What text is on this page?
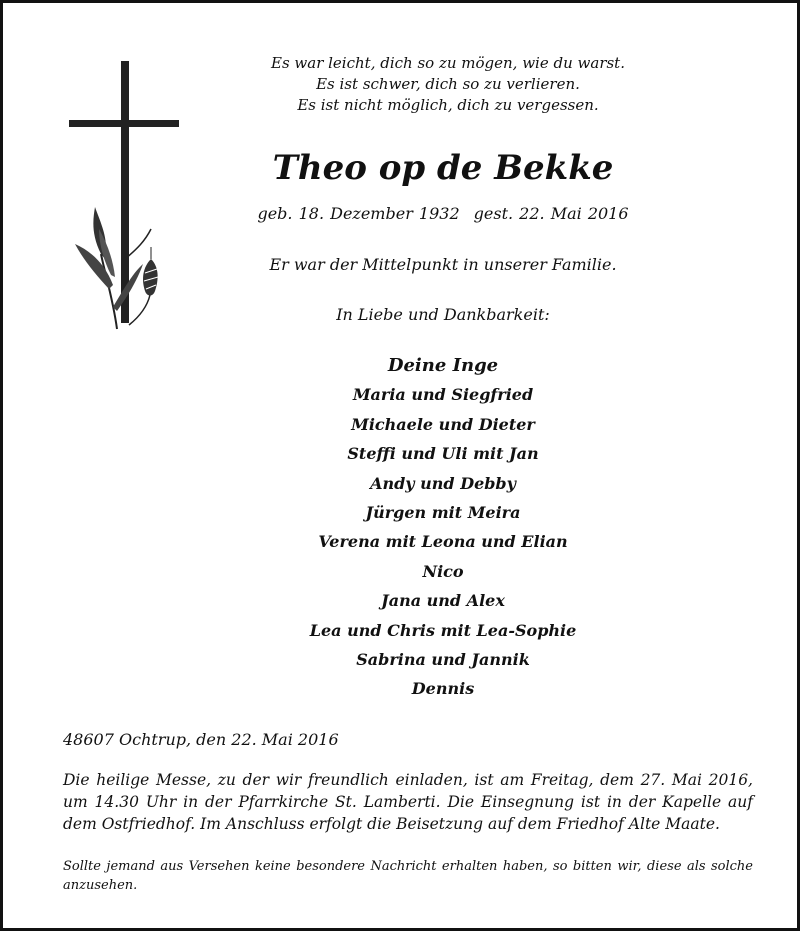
Es war leicht, dich so zu mögen, wie du warst.
Es ist schwer, dich so zu verlieren.
Es ist nicht möglich, dich zu vergessen.
Theo op de Bekke
geb. 18. Dezember 1932 gest. 22. Mai 2016
Er war der Mittelpunkt in unserer Familie.
In Liebe und Dankbarkeit:
Deine Inge
Maria und Siegfried
Michaele und Dieter
Steffi und Uli mit Jan
Andy und Debby
Jürgen mit Meira
Verena mit Leona und Elian
Nico
Jana und Alex
Lea und Chris mit Lea-Sophie
Sabrina und Jannik
Dennis
48607 Ochtrup, den 22. Mai 2016
Die heilige Messe, zu der wir freundlich einladen, ist am Freitag, dem 27. Mai 2016, um 14.30 Uhr in der Pfarrkirche St. Lamberti. Die Einsegnung ist in der Kapelle auf dem Ostfriedhof. Im Anschluss erfolgt die Beisetzung auf dem Friedhof Alte Maate.
Sollte jemand aus Versehen keine besondere Nachricht erhalten haben, so bitten wir, diese als solche anzusehen.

● **TASK INSTRUCTIONS**
Repeat the data exactly in full, omitting its pictures.

● **CORRECT RESULT**
What text is on this page?
Es war leicht, dich so zu mögen, wie du warst.
Es ist schwer, dich so zu verlieren.
Es ist nicht möglich, dich zu vergessen.
Theo op de Bekke
geb. 18. Dezember 1932 gest. 22. Mai 2016
Er war der Mittelpunkt in unserer Familie.
In Liebe und Dankbarkeit:
Deine Inge
Maria und Siegfried
Michaele und Dieter
Steffi und Uli mit Jan
Andy und Debby
Jürgen mit Meira
Verena mit Leona und Elian
Nico
Jana und Alex
Lea und Chris mit Lea-Sophie
Sabrina und Jannik
Dennis
48607 Ochtrup, den 22. Mai 2016
Die heilige Messe, zu der wir freundlich einladen, ist am Freitag, dem 27. Mai 2016, um 14.30 Uhr in der Pfarrkirche St. Lamberti. Die Einsegnung ist in der Kapelle auf dem Ostfriedhof. Im Anschluss erfolgt die Beisetzung auf dem Friedhof Alte Maate.
Sollte jemand aus Versehen keine besondere Nachricht erhalten haben, so bitten wir, diese als solche anzusehen.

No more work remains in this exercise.